● **Stated problem**
Transcribe each record below word for word.

------ Records supplied ------

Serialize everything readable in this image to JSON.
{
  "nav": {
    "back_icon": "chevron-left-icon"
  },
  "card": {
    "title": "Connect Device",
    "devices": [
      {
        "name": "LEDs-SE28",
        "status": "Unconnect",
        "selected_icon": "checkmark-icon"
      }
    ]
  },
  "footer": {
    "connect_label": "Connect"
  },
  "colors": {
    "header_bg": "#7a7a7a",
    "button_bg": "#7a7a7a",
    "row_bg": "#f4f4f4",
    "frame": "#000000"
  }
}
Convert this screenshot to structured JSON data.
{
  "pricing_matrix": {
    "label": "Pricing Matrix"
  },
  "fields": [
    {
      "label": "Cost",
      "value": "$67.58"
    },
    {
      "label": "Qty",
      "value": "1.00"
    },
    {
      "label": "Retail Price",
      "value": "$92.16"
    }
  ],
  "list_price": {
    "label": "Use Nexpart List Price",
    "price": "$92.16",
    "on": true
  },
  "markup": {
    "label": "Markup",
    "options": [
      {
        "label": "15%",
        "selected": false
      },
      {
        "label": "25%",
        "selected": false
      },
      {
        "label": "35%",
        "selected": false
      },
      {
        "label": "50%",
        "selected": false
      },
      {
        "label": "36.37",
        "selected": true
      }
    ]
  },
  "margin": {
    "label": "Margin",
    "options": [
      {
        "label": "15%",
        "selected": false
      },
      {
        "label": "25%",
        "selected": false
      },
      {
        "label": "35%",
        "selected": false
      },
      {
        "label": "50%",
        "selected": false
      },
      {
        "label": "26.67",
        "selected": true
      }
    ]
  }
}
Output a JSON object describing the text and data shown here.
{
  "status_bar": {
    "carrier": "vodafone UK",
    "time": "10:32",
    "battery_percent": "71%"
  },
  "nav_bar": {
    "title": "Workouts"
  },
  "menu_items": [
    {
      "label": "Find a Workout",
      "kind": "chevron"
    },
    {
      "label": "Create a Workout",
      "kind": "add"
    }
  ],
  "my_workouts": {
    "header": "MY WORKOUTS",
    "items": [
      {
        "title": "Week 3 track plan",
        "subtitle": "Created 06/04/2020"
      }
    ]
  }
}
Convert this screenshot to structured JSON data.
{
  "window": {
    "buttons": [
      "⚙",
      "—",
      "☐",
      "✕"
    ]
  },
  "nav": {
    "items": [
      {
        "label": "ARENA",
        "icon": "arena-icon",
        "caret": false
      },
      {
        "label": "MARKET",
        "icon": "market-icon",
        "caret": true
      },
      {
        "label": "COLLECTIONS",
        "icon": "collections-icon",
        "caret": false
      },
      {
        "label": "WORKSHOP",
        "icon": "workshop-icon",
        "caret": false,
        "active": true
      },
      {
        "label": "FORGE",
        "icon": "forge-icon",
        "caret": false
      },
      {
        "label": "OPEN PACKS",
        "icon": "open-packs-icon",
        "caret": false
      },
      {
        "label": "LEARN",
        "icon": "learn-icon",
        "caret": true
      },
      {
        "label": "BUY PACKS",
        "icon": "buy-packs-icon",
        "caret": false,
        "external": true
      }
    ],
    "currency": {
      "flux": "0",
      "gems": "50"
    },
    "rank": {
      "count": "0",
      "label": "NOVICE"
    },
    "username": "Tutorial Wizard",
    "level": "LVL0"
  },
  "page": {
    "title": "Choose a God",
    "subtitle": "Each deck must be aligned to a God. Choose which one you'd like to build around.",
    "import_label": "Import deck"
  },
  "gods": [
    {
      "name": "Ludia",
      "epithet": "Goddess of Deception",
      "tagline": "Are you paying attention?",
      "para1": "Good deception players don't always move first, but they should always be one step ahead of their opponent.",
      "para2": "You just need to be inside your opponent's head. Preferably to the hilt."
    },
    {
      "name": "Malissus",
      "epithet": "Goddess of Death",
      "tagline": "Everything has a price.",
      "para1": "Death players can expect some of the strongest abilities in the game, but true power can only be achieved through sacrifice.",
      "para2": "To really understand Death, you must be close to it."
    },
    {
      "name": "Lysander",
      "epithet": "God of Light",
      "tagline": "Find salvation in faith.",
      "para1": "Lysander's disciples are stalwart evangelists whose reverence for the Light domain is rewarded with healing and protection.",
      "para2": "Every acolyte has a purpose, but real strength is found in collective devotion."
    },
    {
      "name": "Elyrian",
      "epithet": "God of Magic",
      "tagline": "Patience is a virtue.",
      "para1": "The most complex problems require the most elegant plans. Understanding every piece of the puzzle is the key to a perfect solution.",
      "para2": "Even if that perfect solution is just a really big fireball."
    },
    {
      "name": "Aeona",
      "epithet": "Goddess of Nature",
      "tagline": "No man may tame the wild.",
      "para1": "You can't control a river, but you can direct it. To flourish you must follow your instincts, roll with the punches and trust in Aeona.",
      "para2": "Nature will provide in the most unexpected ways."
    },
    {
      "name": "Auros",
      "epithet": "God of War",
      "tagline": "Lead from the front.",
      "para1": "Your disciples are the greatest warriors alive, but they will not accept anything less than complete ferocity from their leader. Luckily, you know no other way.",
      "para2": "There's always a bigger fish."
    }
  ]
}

------

● **Response**
Serialize everything readable in this image to JSON.
{
  "nav": {
    "back_icon": "chevron-left-icon"
  },
  "card": {
    "title": "Connect Device",
    "devices": [
      {
        "name": "LEDs-SE28",
        "status": "Unconnect",
        "selected_icon": "checkmark-icon"
      }
    ]
  },
  "footer": {
    "connect_label": "Connect"
  },
  "colors": {
    "header_bg": "#7a7a7a",
    "button_bg": "#7a7a7a",
    "row_bg": "#f4f4f4",
    "frame": "#000000"
  }
}
Convert this screenshot to structured JSON data.
{
  "pricing_matrix": {
    "label": "Pricing Matrix"
  },
  "fields": [
    {
      "label": "Cost",
      "value": "$67.58"
    },
    {
      "label": "Qty",
      "value": "1.00"
    },
    {
      "label": "Retail Price",
      "value": "$92.16"
    }
  ],
  "list_price": {
    "label": "Use Nexpart List Price",
    "price": "$92.16",
    "on": true
  },
  "markup": {
    "label": "Markup",
    "options": [
      {
        "label": "15%",
        "selected": false
      },
      {
        "label": "25%",
        "selected": false
      },
      {
        "label": "35%",
        "selected": false
      },
      {
        "label": "50%",
        "selected": false
      },
      {
        "label": "36.37",
        "selected": true
      }
    ]
  },
  "margin": {
    "label": "Margin",
    "options": [
      {
        "label": "15%",
        "selected": false
      },
      {
        "label": "25%",
        "selected": false
      },
      {
        "label": "35%",
        "selected": false
      },
      {
        "label": "50%",
        "selected": false
      },
      {
        "label": "26.67",
        "selected": true
      }
    ]
  }
}
Output a JSON object describing the text and data shown here.
{
  "status_bar": {
    "carrier": "vodafone UK",
    "time": "10:32",
    "battery_percent": "71%"
  },
  "nav_bar": {
    "title": "Workouts"
  },
  "menu_items": [
    {
      "label": "Find a Workout",
      "kind": "chevron"
    },
    {
      "label": "Create a Workout",
      "kind": "add"
    }
  ],
  "my_workouts": {
    "header": "MY WORKOUTS",
    "items": [
      {
        "title": "Week 3 track plan",
        "subtitle": "Created 06/04/2020"
      }
    ]
  }
}
Convert this screenshot to structured JSON data.
{
  "window": {
    "buttons": [
      "⚙",
      "—",
      "☐",
      "✕"
    ]
  },
  "nav": {
    "items": [
      {
        "label": "ARENA",
        "icon": "arena-icon",
        "caret": false
      },
      {
        "label": "MARKET",
        "icon": "market-icon",
        "caret": true
      },
      {
        "label": "COLLECTIONS",
        "icon": "collections-icon",
        "caret": false
      },
      {
        "label": "WORKSHOP",
        "icon": "workshop-icon",
        "caret": false,
        "active": true
      },
      {
        "label": "FORGE",
        "icon": "forge-icon",
        "caret": false
      },
      {
        "label": "OPEN PACKS",
        "icon": "open-packs-icon",
        "caret": false
      },
      {
        "label": "LEARN",
        "icon": "learn-icon",
        "caret": true
      },
      {
        "label": "BUY PACKS",
        "icon": "buy-packs-icon",
        "caret": false,
        "external": true
      }
    ],
    "currency": {
      "flux": "0",
      "gems": "50"
    },
    "rank": {
      "count": "0",
      "label": "NOVICE"
    },
    "username": "Tutorial Wizard",
    "level": "LVL0"
  },
  "page": {
    "title": "Choose a God",
    "subtitle": "Each deck must be aligned to a God. Choose which one you'd like to build around.",
    "import_label": "Import deck"
  },
  "gods": [
    {
      "name": "Ludia",
      "epithet": "Goddess of Deception",
      "tagline": "Are you paying attention?",
      "para1": "Good deception players don't always move first, but they should always be one step ahead of their opponent.",
      "para2": "You just need to be inside your opponent's head. Preferably to the hilt."
    },
    {
      "name": "Malissus",
      "epithet": "Goddess of Death",
      "tagline": "Everything has a price.",
      "para1": "Death players can expect some of the strongest abilities in the game, but true power can only be achieved through sacrifice.",
      "para2": "To really understand Death, you must be close to it."
    },
    {
      "name": "Lysander",
      "epithet": "God of Light",
      "tagline": "Find salvation in faith.",
      "para1": "Lysander's disciples are stalwart evangelists whose reverence for the Light domain is rewarded with healing and protection.",
      "para2": "Every acolyte has a purpose, but real strength is found in collective devotion."
    },
    {
      "name": "Elyrian",
      "epithet": "God of Magic",
      "tagline": "Patience is a virtue.",
      "para1": "The most complex problems require the most elegant plans. Understanding every piece of the puzzle is the key to a perfect solution.",
      "para2": "Even if that perfect solution is just a really big fireball."
    },
    {
      "name": "Aeona",
      "epithet": "Goddess of Nature",
      "tagline": "No man may tame the wild.",
      "para1": "You can't control a river, but you can direct it. To flourish you must follow your instincts, roll with the punches and trust in Aeona.",
      "para2": "Nature will provide in the most unexpected ways."
    },
    {
      "name": "Auros",
      "epithet": "God of War",
      "tagline": "Lead from the front.",
      "para1": "Your disciples are the greatest warriors alive, but they will not accept anything less than complete ferocity from their leader. Luckily, you know no other way.",
      "para2": "There's always a bigger fish."
    }
  ]
}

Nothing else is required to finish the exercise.